SET TASK 1.
Copy the passage of the paramotor article below, between "When the adventurer" and "says Mr Cardozo.", inclusive.

DOCUMENT.
⁂

Up, up and away
There is a personal flying machine so simple to put on that it’s like a rucksack: fasten the engine onto your back, launch the wing, squeeze the throttle and run. The power of the engine and wing combined take you off your feet and allow you to fly like a bird, free to go wherever you choose, weather permitting.
Gilo Cardozo, a ridiculously boyish 34 year old, thinks nothing of strapping on a paramotor and flying to a friend’s house for dinner. ‘I’ve done it countless times,’ he says. ‘I can fly so low that my feet skim the corn or so high that I’m touching the top of the clouds with my bare feet. It’s absolute heaven. I’ve flown across the English Channel and into Glastonbury Festival. Once, I took off from Hyde Park and flew across London.’
Even as a child, Mr Cardozo was fascinated by flight, particularly the moment of take-off. In 1999, when power kites and paragliders no longer satisfied him, he bought an old paramotor from the musician James Blunt’s father, a family friend. ‘It was so badly made that it needed a complete redesign, so I went about making a better one,’ he explains. ‘I was transfixed—I thought everyone should be flying a paramotor.’
Although Mr Cardozo didn’t train as an engineer, he built his first engine when he was 14 years old. ‘I was well prepared, but not trained, for the task,’ he recalls. For three years, with a team of engineers, he worked on making a high-powered, low-weight personal aircraft engine. ‘The result was a carefully engineered paramotor that was lighter, more powerful and more refined than anything the fledging industry had seen before,’ Mr Cardozo adds.
When the adventurer Bear Grylls saw one, he hatched a plan to fly over Mount Everest with Mr Cardozo. But, before it was even possible, Mr Cardozo had to build a completely different type of engine—a rotary engine as opposed to a standard piston engine—to withstand the lack of oxygen at altitude.
In 2007, Mr Grylls made it over Everest, but Mr Cardozo didn’t—his supercharger (the air compressor that supplies the engine with oxygen) failed at 28,000ft. Yet, within weeks, the Ministry of Defence (MoD) was on the phone. It also needed high-powered, low-weight personal aircraft engines that worked at 30,000ft for its unmanned aerial vehicles (UAVs), otherwise known as drones. ‘That was a game changer,’ says Mr Cardozo.

⁂

Dataset entries.
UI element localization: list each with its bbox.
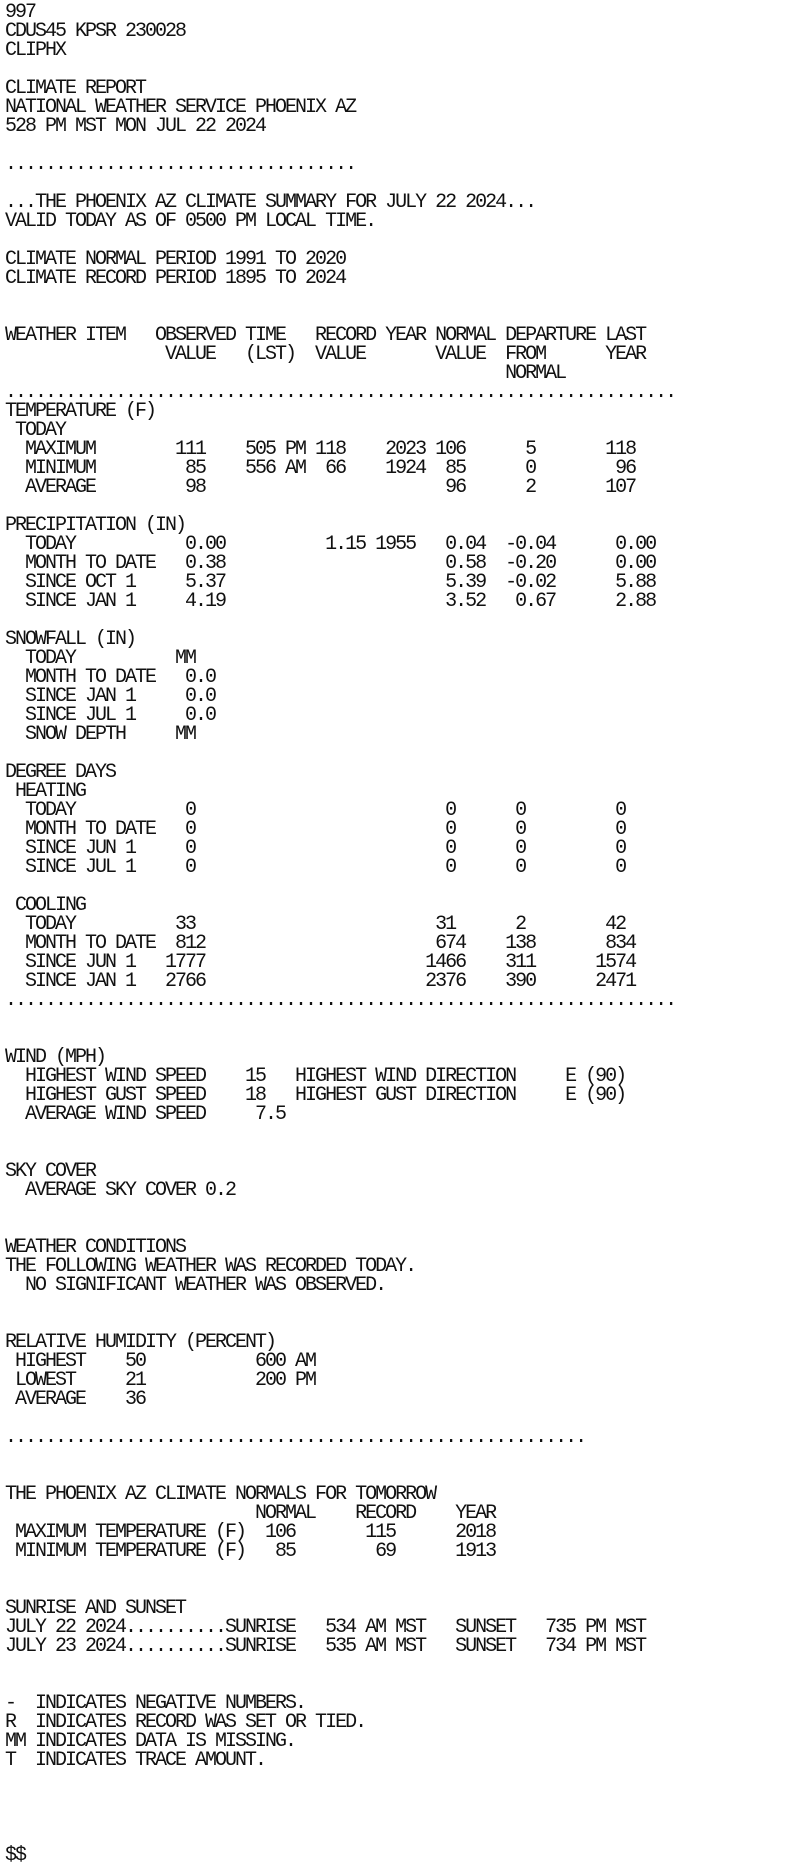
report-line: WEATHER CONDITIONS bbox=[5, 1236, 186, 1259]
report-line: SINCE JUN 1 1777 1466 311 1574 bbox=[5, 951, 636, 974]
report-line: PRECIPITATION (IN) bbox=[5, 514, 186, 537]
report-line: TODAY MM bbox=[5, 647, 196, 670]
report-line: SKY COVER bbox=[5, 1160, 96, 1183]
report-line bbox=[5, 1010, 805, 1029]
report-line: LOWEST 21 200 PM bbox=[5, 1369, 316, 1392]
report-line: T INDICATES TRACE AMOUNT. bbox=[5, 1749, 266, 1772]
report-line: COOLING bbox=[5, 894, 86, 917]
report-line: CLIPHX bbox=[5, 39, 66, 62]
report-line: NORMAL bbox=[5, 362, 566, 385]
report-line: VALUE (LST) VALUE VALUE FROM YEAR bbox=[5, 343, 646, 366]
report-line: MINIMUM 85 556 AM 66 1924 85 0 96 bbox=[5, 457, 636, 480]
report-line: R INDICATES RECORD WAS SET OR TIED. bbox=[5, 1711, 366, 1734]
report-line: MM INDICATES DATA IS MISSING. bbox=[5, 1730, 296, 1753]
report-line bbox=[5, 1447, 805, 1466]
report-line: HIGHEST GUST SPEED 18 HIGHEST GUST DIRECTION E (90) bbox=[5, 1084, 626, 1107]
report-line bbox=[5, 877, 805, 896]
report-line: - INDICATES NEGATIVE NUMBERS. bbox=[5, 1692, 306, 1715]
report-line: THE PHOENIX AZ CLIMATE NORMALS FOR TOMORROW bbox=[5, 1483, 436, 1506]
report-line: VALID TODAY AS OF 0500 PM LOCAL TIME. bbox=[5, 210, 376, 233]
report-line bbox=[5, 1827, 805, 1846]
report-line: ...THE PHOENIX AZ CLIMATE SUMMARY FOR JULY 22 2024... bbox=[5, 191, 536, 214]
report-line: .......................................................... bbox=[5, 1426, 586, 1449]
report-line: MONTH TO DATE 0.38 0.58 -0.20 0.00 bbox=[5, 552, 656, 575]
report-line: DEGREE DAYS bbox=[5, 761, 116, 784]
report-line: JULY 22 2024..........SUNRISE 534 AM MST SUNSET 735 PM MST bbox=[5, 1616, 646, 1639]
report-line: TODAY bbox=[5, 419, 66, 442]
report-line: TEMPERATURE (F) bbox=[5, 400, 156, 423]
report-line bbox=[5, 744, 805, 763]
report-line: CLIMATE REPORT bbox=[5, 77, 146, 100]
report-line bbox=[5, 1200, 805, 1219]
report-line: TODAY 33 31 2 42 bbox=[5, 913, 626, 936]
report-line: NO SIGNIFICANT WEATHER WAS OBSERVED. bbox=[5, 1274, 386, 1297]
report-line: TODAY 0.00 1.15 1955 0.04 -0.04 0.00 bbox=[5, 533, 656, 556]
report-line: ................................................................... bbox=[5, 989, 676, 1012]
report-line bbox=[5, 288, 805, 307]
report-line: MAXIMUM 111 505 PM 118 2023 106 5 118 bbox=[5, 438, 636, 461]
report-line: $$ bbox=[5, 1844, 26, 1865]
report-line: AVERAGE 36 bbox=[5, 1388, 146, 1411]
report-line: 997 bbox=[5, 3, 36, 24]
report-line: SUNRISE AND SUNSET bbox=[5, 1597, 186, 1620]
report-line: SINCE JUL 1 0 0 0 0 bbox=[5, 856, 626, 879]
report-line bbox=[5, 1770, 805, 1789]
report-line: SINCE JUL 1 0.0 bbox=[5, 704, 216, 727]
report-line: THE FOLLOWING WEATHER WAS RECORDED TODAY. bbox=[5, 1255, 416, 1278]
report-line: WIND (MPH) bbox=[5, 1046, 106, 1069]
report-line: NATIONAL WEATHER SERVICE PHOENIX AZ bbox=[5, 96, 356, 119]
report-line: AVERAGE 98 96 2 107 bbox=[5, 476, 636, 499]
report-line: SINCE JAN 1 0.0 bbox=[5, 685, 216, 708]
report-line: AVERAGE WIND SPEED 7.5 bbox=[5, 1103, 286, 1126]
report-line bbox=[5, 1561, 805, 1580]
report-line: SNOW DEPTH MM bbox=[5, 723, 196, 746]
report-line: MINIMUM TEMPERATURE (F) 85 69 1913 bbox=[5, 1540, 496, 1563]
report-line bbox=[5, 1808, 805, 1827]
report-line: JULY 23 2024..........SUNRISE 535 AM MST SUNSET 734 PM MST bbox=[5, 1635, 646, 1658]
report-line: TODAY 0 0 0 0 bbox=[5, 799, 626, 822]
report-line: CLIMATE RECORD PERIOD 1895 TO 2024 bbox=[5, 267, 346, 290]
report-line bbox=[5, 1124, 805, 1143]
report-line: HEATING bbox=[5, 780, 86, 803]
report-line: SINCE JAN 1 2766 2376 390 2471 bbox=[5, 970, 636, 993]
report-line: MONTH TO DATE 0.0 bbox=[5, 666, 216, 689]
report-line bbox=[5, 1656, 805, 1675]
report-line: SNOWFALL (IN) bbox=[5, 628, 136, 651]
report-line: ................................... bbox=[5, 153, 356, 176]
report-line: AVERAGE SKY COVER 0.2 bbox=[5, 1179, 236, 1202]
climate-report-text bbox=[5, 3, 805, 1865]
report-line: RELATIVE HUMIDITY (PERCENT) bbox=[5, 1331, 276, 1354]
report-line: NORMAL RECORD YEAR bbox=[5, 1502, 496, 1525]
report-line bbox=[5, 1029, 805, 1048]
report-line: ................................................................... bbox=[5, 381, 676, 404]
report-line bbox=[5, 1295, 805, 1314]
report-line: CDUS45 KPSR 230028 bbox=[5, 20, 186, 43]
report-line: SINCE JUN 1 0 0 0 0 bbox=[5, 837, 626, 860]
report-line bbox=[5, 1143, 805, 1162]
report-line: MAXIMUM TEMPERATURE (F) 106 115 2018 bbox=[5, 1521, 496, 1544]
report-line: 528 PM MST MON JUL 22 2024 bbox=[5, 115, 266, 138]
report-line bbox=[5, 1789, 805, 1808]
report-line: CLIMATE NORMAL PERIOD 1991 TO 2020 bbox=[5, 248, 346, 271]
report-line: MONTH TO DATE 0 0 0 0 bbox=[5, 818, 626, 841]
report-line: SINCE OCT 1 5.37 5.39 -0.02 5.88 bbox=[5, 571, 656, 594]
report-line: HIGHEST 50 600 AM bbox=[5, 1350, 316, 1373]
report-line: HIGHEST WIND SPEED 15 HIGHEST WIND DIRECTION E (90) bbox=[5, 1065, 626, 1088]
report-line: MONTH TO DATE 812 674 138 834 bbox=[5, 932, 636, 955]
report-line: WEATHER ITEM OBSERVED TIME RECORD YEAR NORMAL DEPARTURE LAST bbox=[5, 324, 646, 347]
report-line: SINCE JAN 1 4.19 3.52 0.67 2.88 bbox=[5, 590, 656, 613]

⁂

SET TASK 2.
Pull out every line of the entries above that contains the string "TIME".

COMPLETE OUTPUT 1.
When the adventurer Bear Grylls saw one, he hatched a plan to fly over Mount Everest with Mr Cardozo. But, before it was even possible, Mr Cardozo had to build a completely different type of engine—a rotary engine as opposed to a standard piston engine—to withstand the lack of oxygen at altitude.
In 2007, Mr Grylls made it over Everest, but Mr Cardozo didn’t—his supercharger (the air compressor that supplies the engine with oxygen) failed at 28,000ft. Yet, within weeks, the Ministry of Defence (MoD) was on the phone. It also needed high-powered, low-weight personal aircraft engines that worked at 30,000ft for its unmanned aerial vehicles (UAVs), otherwise known as drones. ‘That was a game changer,’ says Mr Cardozo.

COMPLETE OUTPUT 2.
report-line: VALID TODAY AS OF 0500 PM LOCAL TIME. bbox=[5, 210, 376, 233]
report-line: WEATHER ITEM OBSERVED TIME RECORD YEAR NORMAL DEPARTURE LAST bbox=[5, 324, 646, 347]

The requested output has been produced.